List each line holding the string "tetap".

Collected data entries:
┌──

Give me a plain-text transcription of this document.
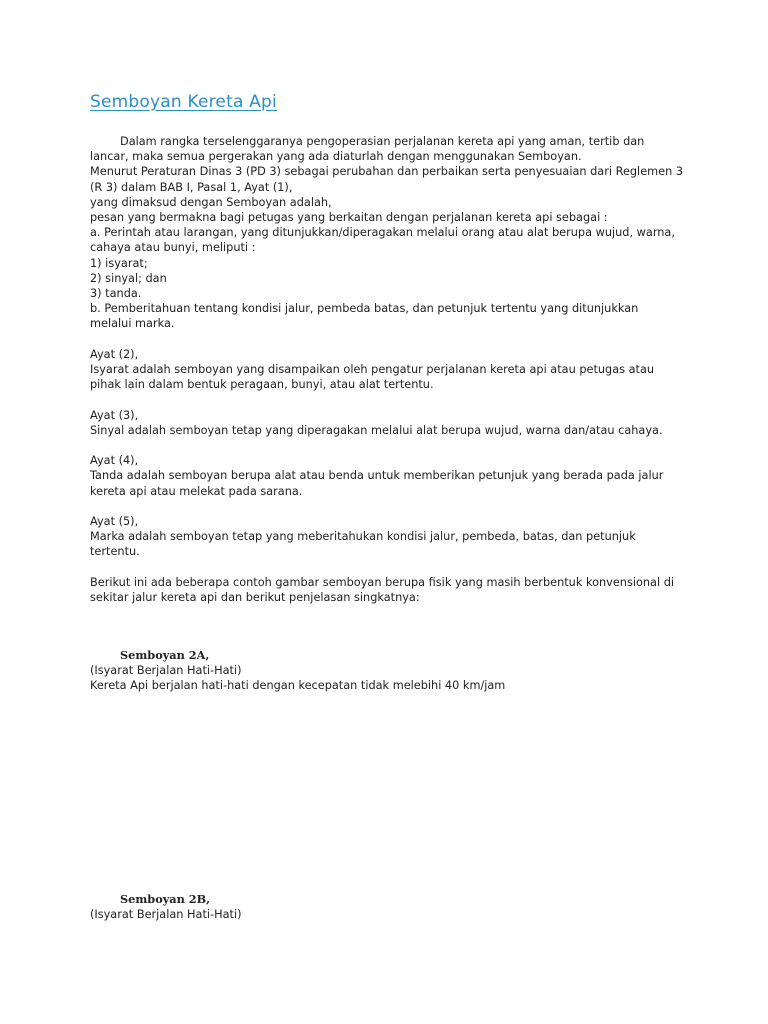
Semboyan Kereta Api

Dalam rangka terselenggaranya pengoperasian perjalanan kereta api yang aman, tertib dan

lancar, maka semua pergerakan yang ada diaturlah dengan menggunakan Semboyan.

Menurut Peraturan Dinas 3 (PD 3) sebagai perubahan dan perbaikan serta penyesuaian dari Reglemen 3

(R 3) dalam BAB I, Pasal 1, Ayat (1),

yang dimaksud dengan Semboyan adalah,

pesan yang bermakna bagi petugas yang berkaitan dengan perjalanan kereta api sebagai :

a. Perintah atau larangan, yang ditunjukkan/diperagakan melalui orang atau alat berupa wujud, warna,

cahaya atau bunyi, meliputi :

1) isyarat;

2) sinyal; dan

3) tanda.

b. Pemberitahuan tentang kondisi jalur, pembeda batas, dan petunjuk tertentu yang ditunjukkan

melalui marka.

Ayat (2),

Isyarat adalah semboyan yang disampaikan oleh pengatur perjalanan kereta api atau petugas atau

pihak lain dalam bentuk peragaan, bunyi, atau alat tertentu.

Ayat (3),

Sinyal adalah semboyan tetap yang diperagakan melalui alat berupa wujud, warna dan/atau cahaya.

Ayat (4),

Tanda adalah semboyan berupa alat atau benda untuk memberikan petunjuk yang berada pada jalur

kereta api atau melekat pada sarana.

Ayat (5),

Marka adalah semboyan tetap yang meberitahukan kondisi jalur, pembeda, batas, dan petunjuk

tertentu.

Berikut ini ada beberapa contoh gambar semboyan berupa fisik yang masih berbentuk konvensional di

sekitar jalur kereta api dan berikut penjelasan singkatnya:

Semboyan 2A,

(Isyarat Berjalan Hati-Hati)

Kereta Api berjalan hati-hati dengan kecepatan tidak melebihi 40 km/jam

Semboyan 2B,

(Isyarat Berjalan Hati-Hati)
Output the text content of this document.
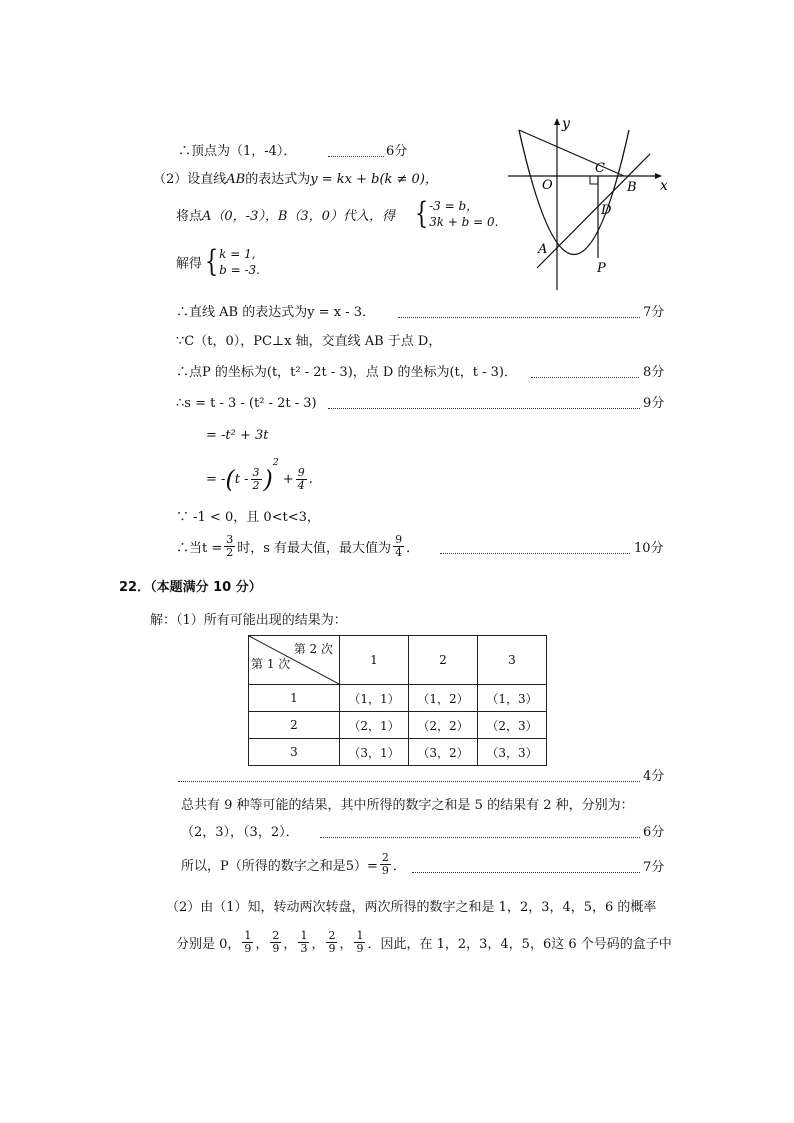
∴顶点为（1，-4）．	6分
（2）设直线AB的表达式为y = kx + b(k ≠ 0)，
将点A（0，-3），B（3，0）代入，得 { -3 = b，
3k + b = 0.
解得{ k = 1,
b = -3.
∴直线 AB 的表达式为y = x - 3．	7分
∵C（t，0），PC⊥x 轴，交直线 AB 于点 D，
∴点P 的坐标为(t，t² - 2t - 3)，点 D 的坐标为(t，t - 3)．	8分
∴s = t - 3 - (t² - 2t - 3)	9分
= -t² + 3t
= $-(t - \frac{3}{2} )^2 + \frac{9}{4}$ .
∵ -1 < 0，且 0<t<3，
∴当$t = \frac{3}{2}$ 时，s 有最大值，最大值为 $\frac{9}{4}$ ．	10分
y
x
O
C
B
D
A
P
22．（本题满分 10 分）
解：（1）所有可能出现的结果为：
第 2 次
第 1 次	1	2	3
1	（1，1）	（1，2）	（1，3）
2	（2，1）	（2，2）	（2，3）
3	（3，1）	（3，2）	（3，3）
4分
总共有 9 种等可能的结果，其中所得的数字之和是 5 的结果有 2 种，分别为：
（2，3），（3，2）．	6分
所以，P（所得的数字之和是$5)= \frac{2}{9}$ ．	7分
（2）由（1）知，转动两次转盘，两次所得的数字之和是 1，2，3，4，5，6 的概率
分别是 0， $\frac{1}{9}$ ， $\frac{2}{9}$ ， $\frac{1}{3}$ ， $\frac{2}{9}$ ， $\frac{1}{9}$ ．因此，在 1，2，3，4，5，6这 6 个号码的盒子中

└──

FINISHED ANSWER:
Sinyal adalah semboyan tetap yang diperagakan melalui alat berupa wujud, warna dan/atau cahaya.
Marka adalah semboyan tetap yang meberitahukan kondisi jalur, pembeda, batas, dan petunjuk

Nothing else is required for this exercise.